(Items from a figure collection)
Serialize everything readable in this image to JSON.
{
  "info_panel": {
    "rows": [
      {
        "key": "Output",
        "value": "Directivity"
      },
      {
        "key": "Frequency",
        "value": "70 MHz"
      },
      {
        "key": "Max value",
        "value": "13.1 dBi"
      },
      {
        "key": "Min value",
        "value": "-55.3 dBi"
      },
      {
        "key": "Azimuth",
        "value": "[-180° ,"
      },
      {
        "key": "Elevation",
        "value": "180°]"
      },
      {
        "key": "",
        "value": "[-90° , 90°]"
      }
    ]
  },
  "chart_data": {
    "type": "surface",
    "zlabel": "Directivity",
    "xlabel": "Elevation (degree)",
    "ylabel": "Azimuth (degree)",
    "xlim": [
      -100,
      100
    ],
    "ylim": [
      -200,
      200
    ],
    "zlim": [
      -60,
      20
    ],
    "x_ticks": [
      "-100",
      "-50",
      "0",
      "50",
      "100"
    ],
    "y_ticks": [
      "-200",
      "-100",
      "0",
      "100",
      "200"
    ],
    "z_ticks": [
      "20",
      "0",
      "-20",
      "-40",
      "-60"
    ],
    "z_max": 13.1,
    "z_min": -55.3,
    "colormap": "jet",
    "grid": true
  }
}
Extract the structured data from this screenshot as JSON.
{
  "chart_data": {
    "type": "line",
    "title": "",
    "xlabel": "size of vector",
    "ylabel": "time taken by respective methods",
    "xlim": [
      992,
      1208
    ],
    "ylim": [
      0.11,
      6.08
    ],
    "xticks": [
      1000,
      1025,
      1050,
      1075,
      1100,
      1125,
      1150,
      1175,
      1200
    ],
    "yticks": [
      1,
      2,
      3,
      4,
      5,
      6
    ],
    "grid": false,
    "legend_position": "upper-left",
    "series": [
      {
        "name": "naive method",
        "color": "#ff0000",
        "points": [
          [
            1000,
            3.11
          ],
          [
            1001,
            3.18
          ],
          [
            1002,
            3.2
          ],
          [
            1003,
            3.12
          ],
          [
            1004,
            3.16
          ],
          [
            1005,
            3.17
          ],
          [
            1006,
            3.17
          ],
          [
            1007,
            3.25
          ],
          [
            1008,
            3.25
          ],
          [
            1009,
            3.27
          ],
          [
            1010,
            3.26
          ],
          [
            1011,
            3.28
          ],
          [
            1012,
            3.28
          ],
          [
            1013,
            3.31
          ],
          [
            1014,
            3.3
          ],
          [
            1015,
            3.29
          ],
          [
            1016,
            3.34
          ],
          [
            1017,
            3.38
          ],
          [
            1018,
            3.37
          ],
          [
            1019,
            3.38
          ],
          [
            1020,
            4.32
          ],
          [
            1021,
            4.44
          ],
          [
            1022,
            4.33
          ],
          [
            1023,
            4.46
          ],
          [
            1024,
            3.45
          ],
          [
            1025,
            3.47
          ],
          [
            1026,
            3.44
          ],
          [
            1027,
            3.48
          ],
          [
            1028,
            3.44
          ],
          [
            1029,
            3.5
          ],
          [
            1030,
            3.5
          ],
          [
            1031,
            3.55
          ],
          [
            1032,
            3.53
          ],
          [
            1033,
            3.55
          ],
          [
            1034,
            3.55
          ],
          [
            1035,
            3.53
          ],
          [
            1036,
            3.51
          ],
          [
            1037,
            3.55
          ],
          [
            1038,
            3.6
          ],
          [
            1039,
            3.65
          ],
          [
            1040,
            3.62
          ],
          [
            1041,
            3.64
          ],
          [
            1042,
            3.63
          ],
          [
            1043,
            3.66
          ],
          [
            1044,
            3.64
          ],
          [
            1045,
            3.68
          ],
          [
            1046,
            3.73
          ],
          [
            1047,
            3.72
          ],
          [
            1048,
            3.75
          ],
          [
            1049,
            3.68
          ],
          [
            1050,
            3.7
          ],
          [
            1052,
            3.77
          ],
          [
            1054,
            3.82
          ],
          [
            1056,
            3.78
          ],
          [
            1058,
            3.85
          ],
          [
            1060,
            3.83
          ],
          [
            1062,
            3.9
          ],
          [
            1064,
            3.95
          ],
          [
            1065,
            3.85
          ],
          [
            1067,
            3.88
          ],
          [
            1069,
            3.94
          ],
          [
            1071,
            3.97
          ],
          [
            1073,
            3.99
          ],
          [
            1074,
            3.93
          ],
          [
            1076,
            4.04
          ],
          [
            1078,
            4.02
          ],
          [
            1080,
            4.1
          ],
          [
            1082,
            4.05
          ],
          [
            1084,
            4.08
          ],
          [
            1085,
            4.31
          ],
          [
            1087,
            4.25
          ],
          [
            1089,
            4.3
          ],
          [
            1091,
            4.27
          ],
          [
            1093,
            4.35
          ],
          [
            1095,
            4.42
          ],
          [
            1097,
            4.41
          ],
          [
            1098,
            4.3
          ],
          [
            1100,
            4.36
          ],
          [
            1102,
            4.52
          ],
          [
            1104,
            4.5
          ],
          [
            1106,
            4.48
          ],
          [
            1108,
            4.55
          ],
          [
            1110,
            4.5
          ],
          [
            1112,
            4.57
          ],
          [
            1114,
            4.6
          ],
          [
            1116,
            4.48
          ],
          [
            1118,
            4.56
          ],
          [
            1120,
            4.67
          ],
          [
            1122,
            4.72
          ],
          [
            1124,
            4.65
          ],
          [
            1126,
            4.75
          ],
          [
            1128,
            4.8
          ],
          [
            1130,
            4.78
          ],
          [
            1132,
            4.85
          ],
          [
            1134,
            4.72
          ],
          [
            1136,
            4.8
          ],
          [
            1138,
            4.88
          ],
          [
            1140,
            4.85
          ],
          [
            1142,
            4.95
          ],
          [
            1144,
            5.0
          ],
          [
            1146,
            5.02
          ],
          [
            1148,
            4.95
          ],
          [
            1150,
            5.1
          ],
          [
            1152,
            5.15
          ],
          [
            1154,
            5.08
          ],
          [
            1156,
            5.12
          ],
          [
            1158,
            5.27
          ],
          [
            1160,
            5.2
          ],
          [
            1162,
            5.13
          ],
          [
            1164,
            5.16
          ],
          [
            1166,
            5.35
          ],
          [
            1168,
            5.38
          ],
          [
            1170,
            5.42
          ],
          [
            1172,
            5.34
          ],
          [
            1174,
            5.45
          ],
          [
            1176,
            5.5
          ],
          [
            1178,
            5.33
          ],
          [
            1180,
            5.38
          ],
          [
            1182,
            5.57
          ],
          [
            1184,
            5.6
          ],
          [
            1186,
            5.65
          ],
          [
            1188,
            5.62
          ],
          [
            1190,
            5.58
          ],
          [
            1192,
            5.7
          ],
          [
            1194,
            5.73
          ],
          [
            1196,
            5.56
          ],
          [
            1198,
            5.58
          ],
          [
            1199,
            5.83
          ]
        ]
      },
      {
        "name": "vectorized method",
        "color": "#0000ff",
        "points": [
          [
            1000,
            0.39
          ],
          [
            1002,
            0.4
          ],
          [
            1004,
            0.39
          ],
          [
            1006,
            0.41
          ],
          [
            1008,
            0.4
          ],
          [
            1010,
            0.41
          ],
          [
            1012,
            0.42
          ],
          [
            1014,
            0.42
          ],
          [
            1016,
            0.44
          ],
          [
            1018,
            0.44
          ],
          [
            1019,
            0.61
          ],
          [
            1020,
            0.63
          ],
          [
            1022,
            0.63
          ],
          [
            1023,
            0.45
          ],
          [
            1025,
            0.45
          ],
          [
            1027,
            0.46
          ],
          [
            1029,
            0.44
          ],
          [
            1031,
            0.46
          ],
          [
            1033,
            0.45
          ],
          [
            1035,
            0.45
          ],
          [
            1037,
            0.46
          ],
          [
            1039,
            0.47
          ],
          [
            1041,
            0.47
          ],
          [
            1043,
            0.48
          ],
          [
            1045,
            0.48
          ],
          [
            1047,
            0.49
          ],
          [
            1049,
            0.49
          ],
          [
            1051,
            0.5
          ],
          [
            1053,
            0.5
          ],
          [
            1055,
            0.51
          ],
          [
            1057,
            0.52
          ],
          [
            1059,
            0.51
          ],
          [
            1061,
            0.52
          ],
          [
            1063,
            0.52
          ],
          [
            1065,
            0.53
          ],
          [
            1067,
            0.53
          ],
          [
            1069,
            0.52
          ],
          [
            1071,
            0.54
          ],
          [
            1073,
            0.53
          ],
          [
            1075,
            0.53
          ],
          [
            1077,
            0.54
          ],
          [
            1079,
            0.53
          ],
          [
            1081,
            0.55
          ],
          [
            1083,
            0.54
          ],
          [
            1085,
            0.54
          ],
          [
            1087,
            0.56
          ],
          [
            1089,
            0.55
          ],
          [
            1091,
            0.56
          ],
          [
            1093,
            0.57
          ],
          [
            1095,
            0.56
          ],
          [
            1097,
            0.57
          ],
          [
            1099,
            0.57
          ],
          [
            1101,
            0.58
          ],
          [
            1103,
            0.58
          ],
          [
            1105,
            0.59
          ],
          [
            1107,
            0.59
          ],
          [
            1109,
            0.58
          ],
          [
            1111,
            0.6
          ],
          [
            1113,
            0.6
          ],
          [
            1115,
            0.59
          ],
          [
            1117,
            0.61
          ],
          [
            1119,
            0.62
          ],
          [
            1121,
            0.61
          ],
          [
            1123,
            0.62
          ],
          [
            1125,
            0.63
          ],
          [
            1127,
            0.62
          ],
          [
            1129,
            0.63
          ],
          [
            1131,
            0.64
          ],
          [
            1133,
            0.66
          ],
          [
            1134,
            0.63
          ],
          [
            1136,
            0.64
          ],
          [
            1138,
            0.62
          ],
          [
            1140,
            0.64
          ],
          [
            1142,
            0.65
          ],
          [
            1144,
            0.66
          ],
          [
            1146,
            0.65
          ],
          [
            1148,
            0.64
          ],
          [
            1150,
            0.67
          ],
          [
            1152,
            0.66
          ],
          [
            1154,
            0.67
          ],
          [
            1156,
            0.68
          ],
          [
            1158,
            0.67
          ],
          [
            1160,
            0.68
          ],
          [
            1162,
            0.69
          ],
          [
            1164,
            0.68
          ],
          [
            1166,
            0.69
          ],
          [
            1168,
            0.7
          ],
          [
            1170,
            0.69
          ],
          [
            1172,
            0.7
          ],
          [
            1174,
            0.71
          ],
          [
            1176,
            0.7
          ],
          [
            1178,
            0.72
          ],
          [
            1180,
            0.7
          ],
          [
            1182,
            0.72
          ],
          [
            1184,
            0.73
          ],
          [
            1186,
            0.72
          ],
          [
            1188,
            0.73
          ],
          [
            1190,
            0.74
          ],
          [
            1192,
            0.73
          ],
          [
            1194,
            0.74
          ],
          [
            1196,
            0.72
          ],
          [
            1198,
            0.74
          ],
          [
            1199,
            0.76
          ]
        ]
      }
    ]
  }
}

▸ **What is being asked**:
Copy out each line of the records that holds the string "xlabel".

▸ **Solution to this task**:
    "xlabel": "Elevation (degree)",
    "xlabel": "size of vector",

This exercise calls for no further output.